ASSIGNMENT: Write out, word for word, the part of the court opinion below starting at "This legislative definition" and ending at "I think not.".

Court Opinion

ID: 3517746
Source: CourtListenerOpinion
Date Created: 2016-07-05 22:29:11.202374+00
Date Added: 2024-06-11T13:45:13.704137
License: Public Domain

This Court, in the decisions listed in the majority opinion, has heretofore, decided what does and does not constitute doing business in this State. In none of these cases had the Legislature defined what constituted doing business within the meaning of the act in question, and no decision was upon any such legislative definition. *Page 157 
In the case before us, the Legislature has, under Section 2 of Chapter 120, Laws of 1942, defined the term "retailer maintaining a place of business in this state" as follows:
"The term `retailer maintaining a place of business in this state' . . . shall mean and include any retailer . . . having or maintaining within this state, directly or by a subsidiary . . . any agent operating within this state under the authority of the retailer . . . irrespective of whether such . . . agent is located within this state permanently or temporarily, or whether such retailer . . . is admitted to do business within this state under its general laws."
This legislative definition is contrary to the former holdings of this Court on what constitutes doing business within the State. What the Legislature says, as above set out, shall constitute doing business within the State, would not, under the former decisions of this Court, come within the meaning of that term.
Is the Legislature bound by the decisions of this Court as to what shall constitute doing business in the State, and is its power limited to the definitions prescribed by this Court? With all deference to my brethren, I think not.

DATA EXTRACTS:
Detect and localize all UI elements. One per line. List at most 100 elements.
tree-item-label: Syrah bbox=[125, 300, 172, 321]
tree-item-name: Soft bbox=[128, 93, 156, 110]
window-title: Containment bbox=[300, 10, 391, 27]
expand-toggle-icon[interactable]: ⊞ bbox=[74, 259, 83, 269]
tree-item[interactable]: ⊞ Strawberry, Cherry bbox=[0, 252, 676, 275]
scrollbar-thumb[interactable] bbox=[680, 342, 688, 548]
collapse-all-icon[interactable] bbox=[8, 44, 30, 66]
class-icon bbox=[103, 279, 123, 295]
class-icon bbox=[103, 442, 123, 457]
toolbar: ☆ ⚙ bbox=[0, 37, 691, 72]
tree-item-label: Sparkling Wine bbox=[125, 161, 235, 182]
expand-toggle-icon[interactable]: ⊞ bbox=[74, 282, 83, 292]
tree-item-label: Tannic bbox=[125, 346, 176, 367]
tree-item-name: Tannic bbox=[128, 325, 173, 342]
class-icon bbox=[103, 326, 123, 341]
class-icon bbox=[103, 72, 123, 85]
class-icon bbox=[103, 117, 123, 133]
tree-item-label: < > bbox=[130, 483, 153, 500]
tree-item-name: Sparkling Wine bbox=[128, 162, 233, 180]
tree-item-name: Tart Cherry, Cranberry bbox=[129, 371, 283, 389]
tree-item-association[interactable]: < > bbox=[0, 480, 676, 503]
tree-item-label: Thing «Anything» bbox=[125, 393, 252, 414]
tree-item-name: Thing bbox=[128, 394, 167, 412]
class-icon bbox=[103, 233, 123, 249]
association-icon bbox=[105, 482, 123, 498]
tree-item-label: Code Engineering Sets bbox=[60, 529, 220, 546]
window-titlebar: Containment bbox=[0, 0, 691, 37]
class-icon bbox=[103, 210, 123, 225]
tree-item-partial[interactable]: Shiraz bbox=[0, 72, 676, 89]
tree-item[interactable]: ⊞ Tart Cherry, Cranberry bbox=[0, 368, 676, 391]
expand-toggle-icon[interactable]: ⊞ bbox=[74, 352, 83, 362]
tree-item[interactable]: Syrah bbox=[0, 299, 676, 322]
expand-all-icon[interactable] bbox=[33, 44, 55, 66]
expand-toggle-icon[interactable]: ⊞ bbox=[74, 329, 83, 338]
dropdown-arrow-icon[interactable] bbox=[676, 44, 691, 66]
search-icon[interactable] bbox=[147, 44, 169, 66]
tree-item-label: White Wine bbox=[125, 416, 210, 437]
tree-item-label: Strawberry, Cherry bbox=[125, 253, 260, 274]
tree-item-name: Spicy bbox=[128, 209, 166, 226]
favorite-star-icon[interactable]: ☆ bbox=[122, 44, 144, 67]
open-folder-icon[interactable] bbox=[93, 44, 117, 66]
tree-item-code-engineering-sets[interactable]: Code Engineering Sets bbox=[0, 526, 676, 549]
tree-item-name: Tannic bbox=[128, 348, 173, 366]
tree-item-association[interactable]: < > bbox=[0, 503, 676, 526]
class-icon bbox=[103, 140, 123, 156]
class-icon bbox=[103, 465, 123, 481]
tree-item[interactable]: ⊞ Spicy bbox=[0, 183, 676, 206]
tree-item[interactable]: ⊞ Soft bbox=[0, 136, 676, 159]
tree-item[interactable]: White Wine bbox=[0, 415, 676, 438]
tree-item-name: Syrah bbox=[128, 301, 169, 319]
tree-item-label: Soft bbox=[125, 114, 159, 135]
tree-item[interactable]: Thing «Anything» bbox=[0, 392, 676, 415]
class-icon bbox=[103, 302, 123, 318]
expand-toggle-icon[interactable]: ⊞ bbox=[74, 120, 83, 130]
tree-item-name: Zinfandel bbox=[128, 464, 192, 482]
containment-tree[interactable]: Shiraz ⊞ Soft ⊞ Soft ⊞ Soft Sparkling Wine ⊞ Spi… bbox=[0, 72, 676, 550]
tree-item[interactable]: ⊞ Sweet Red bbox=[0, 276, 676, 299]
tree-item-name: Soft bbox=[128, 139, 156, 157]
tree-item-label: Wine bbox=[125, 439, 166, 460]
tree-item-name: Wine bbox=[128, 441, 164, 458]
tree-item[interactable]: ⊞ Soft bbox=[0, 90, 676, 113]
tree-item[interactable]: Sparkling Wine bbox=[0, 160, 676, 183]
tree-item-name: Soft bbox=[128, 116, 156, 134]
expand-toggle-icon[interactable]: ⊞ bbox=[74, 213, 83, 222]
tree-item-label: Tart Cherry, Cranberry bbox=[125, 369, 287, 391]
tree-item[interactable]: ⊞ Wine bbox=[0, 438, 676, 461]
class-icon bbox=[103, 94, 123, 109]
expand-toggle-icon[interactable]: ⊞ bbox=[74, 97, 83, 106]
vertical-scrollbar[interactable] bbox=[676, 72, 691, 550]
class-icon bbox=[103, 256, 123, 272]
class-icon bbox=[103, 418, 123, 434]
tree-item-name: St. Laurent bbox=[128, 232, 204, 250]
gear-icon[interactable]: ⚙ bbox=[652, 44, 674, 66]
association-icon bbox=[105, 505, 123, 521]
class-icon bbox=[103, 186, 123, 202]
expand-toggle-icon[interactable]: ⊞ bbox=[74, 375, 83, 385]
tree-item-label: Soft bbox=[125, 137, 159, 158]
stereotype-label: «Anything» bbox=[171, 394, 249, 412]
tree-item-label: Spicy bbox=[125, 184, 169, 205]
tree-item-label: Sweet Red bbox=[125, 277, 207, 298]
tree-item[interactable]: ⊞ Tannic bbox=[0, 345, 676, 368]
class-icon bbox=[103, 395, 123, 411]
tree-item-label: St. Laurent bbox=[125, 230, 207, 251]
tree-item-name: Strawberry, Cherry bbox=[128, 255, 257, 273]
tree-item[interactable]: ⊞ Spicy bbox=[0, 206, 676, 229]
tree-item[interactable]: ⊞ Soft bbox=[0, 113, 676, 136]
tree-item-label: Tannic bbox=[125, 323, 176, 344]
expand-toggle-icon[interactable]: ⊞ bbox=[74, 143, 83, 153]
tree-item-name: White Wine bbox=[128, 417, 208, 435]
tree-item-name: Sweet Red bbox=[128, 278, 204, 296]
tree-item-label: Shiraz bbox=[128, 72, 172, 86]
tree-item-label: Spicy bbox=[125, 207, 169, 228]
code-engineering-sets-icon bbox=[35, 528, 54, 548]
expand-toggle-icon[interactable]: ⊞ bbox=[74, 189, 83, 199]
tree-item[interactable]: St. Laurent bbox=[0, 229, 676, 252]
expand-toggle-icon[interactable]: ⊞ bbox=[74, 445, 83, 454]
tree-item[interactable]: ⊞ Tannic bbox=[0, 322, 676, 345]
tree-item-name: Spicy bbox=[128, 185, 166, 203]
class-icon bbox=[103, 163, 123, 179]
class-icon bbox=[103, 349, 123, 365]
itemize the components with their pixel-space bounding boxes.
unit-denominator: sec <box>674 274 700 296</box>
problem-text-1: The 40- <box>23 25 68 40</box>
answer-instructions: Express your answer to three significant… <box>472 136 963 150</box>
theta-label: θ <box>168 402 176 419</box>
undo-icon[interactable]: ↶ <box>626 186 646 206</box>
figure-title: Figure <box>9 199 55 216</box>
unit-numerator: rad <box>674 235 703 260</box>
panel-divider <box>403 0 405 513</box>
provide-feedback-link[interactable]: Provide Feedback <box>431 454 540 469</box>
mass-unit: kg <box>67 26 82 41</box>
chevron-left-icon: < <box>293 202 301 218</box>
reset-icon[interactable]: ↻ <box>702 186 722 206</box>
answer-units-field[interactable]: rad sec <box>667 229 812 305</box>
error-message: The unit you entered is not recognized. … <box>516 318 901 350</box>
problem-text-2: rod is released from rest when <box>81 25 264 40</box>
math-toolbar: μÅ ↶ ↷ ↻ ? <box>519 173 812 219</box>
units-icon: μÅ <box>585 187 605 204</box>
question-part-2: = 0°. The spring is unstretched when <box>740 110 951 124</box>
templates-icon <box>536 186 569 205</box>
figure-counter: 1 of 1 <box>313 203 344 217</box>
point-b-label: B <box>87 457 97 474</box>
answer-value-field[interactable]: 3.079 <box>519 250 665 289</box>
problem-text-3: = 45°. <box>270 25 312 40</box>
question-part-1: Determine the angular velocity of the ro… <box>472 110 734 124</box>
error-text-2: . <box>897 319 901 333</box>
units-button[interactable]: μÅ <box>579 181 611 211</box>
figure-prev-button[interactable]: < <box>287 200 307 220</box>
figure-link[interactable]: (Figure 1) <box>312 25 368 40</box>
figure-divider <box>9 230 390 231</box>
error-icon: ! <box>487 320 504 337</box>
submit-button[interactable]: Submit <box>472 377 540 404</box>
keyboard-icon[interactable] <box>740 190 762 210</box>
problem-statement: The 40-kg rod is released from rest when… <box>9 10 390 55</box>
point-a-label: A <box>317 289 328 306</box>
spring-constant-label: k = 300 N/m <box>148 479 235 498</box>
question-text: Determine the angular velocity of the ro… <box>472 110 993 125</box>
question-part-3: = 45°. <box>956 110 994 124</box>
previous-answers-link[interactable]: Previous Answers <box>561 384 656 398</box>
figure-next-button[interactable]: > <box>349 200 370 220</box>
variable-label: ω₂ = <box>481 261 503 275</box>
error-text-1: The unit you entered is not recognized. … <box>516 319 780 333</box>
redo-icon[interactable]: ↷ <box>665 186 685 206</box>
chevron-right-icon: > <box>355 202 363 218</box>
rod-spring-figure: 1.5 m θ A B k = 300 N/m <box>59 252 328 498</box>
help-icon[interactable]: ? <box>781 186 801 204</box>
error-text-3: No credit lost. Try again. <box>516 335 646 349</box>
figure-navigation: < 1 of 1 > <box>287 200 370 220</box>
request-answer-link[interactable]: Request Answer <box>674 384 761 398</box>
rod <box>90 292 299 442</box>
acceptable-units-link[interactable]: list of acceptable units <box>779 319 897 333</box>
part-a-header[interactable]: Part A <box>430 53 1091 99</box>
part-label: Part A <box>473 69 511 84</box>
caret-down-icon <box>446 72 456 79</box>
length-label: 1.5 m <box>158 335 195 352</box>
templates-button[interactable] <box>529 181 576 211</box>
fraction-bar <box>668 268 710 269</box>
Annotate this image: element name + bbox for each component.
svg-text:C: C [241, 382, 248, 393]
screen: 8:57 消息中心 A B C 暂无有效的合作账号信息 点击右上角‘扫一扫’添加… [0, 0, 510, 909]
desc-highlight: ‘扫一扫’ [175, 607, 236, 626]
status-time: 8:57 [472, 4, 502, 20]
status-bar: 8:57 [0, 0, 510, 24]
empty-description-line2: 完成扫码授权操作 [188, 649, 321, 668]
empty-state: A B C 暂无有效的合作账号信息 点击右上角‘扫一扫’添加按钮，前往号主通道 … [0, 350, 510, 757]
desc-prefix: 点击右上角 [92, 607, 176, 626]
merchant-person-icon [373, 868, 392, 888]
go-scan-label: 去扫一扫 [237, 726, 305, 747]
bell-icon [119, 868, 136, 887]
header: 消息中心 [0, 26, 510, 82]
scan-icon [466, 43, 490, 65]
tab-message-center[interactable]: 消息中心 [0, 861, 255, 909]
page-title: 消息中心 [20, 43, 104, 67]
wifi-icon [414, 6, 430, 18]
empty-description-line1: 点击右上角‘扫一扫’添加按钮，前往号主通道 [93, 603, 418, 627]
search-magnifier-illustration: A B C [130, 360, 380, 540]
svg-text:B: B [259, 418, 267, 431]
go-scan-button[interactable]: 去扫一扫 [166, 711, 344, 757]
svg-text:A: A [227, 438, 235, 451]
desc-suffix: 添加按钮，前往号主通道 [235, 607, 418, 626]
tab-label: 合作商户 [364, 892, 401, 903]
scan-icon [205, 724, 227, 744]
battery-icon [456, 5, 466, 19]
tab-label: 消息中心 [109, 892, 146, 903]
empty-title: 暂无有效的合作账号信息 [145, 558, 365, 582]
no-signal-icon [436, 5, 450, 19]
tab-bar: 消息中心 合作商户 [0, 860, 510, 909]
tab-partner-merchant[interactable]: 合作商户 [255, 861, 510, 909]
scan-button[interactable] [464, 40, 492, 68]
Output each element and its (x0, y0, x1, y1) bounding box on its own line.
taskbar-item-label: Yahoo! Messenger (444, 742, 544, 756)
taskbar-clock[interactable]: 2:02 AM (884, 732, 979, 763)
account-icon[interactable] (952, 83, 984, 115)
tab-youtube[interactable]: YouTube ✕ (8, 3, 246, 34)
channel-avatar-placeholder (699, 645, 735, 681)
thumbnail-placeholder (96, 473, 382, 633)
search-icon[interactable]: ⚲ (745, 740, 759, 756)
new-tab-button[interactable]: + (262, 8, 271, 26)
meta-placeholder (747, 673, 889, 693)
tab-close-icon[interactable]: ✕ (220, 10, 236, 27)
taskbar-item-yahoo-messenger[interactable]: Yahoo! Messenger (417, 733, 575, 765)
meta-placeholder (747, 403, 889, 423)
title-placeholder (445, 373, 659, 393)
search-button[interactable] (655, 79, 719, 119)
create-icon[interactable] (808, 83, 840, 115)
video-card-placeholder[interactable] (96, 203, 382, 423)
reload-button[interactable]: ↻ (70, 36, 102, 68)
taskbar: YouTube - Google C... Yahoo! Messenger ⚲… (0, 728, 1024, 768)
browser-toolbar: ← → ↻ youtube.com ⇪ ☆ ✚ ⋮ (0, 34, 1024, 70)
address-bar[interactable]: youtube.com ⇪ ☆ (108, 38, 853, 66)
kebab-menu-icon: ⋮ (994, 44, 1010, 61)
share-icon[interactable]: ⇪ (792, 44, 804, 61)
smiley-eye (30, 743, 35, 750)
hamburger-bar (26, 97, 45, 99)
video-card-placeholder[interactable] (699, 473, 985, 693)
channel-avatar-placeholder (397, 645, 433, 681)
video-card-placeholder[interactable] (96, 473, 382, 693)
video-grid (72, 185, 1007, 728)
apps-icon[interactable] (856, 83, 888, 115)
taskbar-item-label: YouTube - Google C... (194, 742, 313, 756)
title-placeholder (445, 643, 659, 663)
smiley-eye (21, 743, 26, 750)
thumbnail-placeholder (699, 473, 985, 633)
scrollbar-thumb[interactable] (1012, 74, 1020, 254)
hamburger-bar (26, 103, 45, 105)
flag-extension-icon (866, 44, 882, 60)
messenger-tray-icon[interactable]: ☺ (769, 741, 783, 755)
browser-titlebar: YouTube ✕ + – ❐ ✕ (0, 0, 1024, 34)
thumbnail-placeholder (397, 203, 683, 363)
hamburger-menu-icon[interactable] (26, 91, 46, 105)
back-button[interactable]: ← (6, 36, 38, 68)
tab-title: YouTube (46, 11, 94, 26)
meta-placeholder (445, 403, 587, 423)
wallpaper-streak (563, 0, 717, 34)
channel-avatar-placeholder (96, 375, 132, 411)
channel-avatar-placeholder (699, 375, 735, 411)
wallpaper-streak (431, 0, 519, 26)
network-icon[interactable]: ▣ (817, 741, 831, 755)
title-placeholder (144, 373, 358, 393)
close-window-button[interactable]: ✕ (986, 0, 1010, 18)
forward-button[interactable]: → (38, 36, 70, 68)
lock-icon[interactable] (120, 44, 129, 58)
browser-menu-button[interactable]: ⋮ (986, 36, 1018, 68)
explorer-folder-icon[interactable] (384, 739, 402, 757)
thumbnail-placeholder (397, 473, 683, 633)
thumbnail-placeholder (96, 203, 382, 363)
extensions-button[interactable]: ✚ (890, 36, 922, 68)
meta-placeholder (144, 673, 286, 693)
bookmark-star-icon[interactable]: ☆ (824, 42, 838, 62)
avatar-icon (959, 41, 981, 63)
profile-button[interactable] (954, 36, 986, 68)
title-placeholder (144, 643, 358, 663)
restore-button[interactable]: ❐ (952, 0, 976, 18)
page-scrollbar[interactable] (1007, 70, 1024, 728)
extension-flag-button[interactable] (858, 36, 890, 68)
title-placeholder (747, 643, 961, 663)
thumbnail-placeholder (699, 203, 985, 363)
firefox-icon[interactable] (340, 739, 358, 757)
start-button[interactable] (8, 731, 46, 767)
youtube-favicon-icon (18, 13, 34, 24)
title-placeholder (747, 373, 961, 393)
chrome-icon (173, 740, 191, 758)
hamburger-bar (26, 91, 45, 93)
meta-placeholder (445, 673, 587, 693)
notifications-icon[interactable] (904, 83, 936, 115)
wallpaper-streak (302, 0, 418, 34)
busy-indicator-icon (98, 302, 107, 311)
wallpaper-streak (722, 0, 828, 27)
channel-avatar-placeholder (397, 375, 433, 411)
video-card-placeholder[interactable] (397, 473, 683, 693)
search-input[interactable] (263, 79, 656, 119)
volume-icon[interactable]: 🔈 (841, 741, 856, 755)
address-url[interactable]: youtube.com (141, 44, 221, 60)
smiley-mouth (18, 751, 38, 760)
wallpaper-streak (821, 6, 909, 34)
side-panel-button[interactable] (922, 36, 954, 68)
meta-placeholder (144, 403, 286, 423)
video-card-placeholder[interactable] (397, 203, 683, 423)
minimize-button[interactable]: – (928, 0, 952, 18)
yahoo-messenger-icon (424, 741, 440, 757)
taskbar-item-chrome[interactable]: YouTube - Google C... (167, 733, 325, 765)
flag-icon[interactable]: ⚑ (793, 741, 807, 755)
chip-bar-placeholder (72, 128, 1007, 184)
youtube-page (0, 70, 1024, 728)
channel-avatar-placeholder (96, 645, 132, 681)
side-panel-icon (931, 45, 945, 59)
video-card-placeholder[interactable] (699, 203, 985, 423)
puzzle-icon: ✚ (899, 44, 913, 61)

WRITTEN REPLY:
This legislative definition is contrary to the former holdings of this Court on what constitutes doing business within the State. What the Legislature says, as above set out, shall constitute doing business within the State, would not, under the former decisions of this Court, come within the meaning of that term.
Is the Legislature bound by the decisions of this Court as to what shall constitute doing business in the State, and is its power limited to the definitions prescribed by this Court? With all deference to my brethren, I think not.